**SET TASK:** Copy out all of the material, matching it word for word.

Entries from a dataset
*****

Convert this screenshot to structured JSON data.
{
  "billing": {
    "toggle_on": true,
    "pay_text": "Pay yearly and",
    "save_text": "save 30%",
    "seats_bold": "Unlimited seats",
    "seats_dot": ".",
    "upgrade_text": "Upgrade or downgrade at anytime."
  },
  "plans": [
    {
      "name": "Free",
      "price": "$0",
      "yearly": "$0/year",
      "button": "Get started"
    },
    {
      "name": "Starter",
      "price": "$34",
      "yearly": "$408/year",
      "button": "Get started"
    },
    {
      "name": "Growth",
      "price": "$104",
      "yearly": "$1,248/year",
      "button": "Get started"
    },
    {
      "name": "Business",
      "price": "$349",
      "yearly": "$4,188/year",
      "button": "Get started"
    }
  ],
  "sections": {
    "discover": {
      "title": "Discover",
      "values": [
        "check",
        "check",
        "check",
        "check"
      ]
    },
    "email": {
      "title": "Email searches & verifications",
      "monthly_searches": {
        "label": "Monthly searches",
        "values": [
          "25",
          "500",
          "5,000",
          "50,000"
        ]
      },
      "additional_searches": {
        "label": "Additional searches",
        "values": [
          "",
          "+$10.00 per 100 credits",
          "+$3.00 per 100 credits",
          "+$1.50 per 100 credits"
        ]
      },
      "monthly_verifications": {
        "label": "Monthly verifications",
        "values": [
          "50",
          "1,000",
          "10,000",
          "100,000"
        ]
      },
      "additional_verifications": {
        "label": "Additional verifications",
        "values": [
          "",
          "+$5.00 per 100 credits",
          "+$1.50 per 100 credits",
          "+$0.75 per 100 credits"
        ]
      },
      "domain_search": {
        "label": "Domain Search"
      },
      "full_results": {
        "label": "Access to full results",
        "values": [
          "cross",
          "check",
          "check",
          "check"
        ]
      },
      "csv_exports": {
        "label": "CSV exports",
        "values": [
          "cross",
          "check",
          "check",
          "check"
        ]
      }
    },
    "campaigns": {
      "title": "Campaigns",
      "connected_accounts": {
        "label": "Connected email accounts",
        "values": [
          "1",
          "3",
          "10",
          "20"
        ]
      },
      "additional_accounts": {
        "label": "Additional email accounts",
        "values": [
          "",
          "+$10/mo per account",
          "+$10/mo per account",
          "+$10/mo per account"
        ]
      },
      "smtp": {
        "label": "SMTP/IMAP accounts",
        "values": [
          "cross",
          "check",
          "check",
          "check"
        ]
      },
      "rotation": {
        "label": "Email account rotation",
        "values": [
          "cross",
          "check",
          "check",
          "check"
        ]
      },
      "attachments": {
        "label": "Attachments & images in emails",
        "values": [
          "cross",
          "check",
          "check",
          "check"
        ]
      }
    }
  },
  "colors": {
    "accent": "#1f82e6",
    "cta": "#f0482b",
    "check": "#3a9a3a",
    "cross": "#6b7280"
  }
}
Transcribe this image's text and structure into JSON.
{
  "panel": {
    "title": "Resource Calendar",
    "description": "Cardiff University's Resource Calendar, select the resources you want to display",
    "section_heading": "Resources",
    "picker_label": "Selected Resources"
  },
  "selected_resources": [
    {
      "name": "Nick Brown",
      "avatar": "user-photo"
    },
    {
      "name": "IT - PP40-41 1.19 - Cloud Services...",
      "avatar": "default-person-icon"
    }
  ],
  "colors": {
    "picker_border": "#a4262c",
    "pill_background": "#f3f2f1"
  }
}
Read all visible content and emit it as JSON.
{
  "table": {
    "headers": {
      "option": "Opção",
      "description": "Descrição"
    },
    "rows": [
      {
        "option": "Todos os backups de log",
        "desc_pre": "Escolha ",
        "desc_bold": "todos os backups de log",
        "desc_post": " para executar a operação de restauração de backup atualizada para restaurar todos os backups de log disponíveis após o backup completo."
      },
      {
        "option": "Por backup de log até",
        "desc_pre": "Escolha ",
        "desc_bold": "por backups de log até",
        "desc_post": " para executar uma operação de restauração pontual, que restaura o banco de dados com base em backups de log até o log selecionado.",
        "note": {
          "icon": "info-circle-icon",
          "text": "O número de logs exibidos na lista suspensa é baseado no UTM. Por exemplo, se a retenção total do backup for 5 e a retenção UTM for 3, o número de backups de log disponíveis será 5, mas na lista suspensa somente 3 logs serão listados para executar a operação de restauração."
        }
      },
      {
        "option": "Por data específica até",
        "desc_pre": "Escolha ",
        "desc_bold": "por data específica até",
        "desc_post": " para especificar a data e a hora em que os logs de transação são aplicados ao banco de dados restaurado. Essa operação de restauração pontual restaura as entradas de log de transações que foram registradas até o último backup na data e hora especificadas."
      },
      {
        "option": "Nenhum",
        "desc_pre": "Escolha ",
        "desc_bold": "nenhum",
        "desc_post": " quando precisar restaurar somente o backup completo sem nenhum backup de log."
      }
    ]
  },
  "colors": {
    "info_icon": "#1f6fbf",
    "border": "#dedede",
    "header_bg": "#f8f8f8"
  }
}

*****

**WRITTEN REPLY:**
Convert this screenshot to structured JSON data.
{
  "billing": {
    "toggle_on": true,
    "pay_text": "Pay yearly and",
    "save_text": "save 30%",
    "seats_bold": "Unlimited seats",
    "seats_dot": ".",
    "upgrade_text": "Upgrade or downgrade at anytime."
  },
  "plans": [
    {
      "name": "Free",
      "price": "$0",
      "yearly": "$0/year",
      "button": "Get started"
    },
    {
      "name": "Starter",
      "price": "$34",
      "yearly": "$408/year",
      "button": "Get started"
    },
    {
      "name": "Growth",
      "price": "$104",
      "yearly": "$1,248/year",
      "button": "Get started"
    },
    {
      "name": "Business",
      "price": "$349",
      "yearly": "$4,188/year",
      "button": "Get started"
    }
  ],
  "sections": {
    "discover": {
      "title": "Discover",
      "values": [
        "check",
        "check",
        "check",
        "check"
      ]
    },
    "email": {
      "title": "Email searches & verifications",
      "monthly_searches": {
        "label": "Monthly searches",
        "values": [
          "25",
          "500",
          "5,000",
          "50,000"
        ]
      },
      "additional_searches": {
        "label": "Additional searches",
        "values": [
          "",
          "+$10.00 per 100 credits",
          "+$3.00 per 100 credits",
          "+$1.50 per 100 credits"
        ]
      },
      "monthly_verifications": {
        "label": "Monthly verifications",
        "values": [
          "50",
          "1,000",
          "10,000",
          "100,000"
        ]
      },
      "additional_verifications": {
        "label": "Additional verifications",
        "values": [
          "",
          "+$5.00 per 100 credits",
          "+$1.50 per 100 credits",
          "+$0.75 per 100 credits"
        ]
      },
      "domain_search": {
        "label": "Domain Search"
      },
      "full_results": {
        "label": "Access to full results",
        "values": [
          "cross",
          "check",
          "check",
          "check"
        ]
      },
      "csv_exports": {
        "label": "CSV exports",
        "values": [
          "cross",
          "check",
          "check",
          "check"
        ]
      }
    },
    "campaigns": {
      "title": "Campaigns",
      "connected_accounts": {
        "label": "Connected email accounts",
        "values": [
          "1",
          "3",
          "10",
          "20"
        ]
      },
      "additional_accounts": {
        "label": "Additional email accounts",
        "values": [
          "",
          "+$10/mo per account",
          "+$10/mo per account",
          "+$10/mo per account"
        ]
      },
      "smtp": {
        "label": "SMTP/IMAP accounts",
        "values": [
          "cross",
          "check",
          "check",
          "check"
        ]
      },
      "rotation": {
        "label": "Email account rotation",
        "values": [
          "cross",
          "check",
          "check",
          "check"
        ]
      },
      "attachments": {
        "label": "Attachments & images in emails",
        "values": [
          "cross",
          "check",
          "check",
          "check"
        ]
      }
    }
  },
  "colors": {
    "accent": "#1f82e6",
    "cta": "#f0482b",
    "check": "#3a9a3a",
    "cross": "#6b7280"
  }
}
Transcribe this image's text and structure into JSON.
{
  "panel": {
    "title": "Resource Calendar",
    "description": "Cardiff University's Resource Calendar, select the resources you want to display",
    "section_heading": "Resources",
    "picker_label": "Selected Resources"
  },
  "selected_resources": [
    {
      "name": "Nick Brown",
      "avatar": "user-photo"
    },
    {
      "name": "IT - PP40-41 1.19 - Cloud Services...",
      "avatar": "default-person-icon"
    }
  ],
  "colors": {
    "picker_border": "#a4262c",
    "pill_background": "#f3f2f1"
  }
}
Read all visible content and emit it as JSON.
{
  "table": {
    "headers": {
      "option": "Opção",
      "description": "Descrição"
    },
    "rows": [
      {
        "option": "Todos os backups de log",
        "desc_pre": "Escolha ",
        "desc_bold": "todos os backups de log",
        "desc_post": " para executar a operação de restauração de backup atualizada para restaurar todos os backups de log disponíveis após o backup completo."
      },
      {
        "option": "Por backup de log até",
        "desc_pre": "Escolha ",
        "desc_bold": "por backups de log até",
        "desc_post": " para executar uma operação de restauração pontual, que restaura o banco de dados com base em backups de log até o log selecionado.",
        "note": {
          "icon": "info-circle-icon",
          "text": "O número de logs exibidos na lista suspensa é baseado no UTM. Por exemplo, se a retenção total do backup for 5 e a retenção UTM for 3, o número de backups de log disponíveis será 5, mas na lista suspensa somente 3 logs serão listados para executar a operação de restauração."
        }
      },
      {
        "option": "Por data específica até",
        "desc_pre": "Escolha ",
        "desc_bold": "por data específica até",
        "desc_post": " para especificar a data e a hora em que os logs de transação são aplicados ao banco de dados restaurado. Essa operação de restauração pontual restaura as entradas de log de transações que foram registradas até o último backup na data e hora especificadas."
      },
      {
        "option": "Nenhum",
        "desc_pre": "Escolha ",
        "desc_bold": "nenhum",
        "desc_post": " quando precisar restaurar somente o backup completo sem nenhum backup de log."
      }
    ]
  },
  "colors": {
    "info_icon": "#1f6fbf",
    "border": "#dedede",
    "header_bg": "#f8f8f8"
  }
}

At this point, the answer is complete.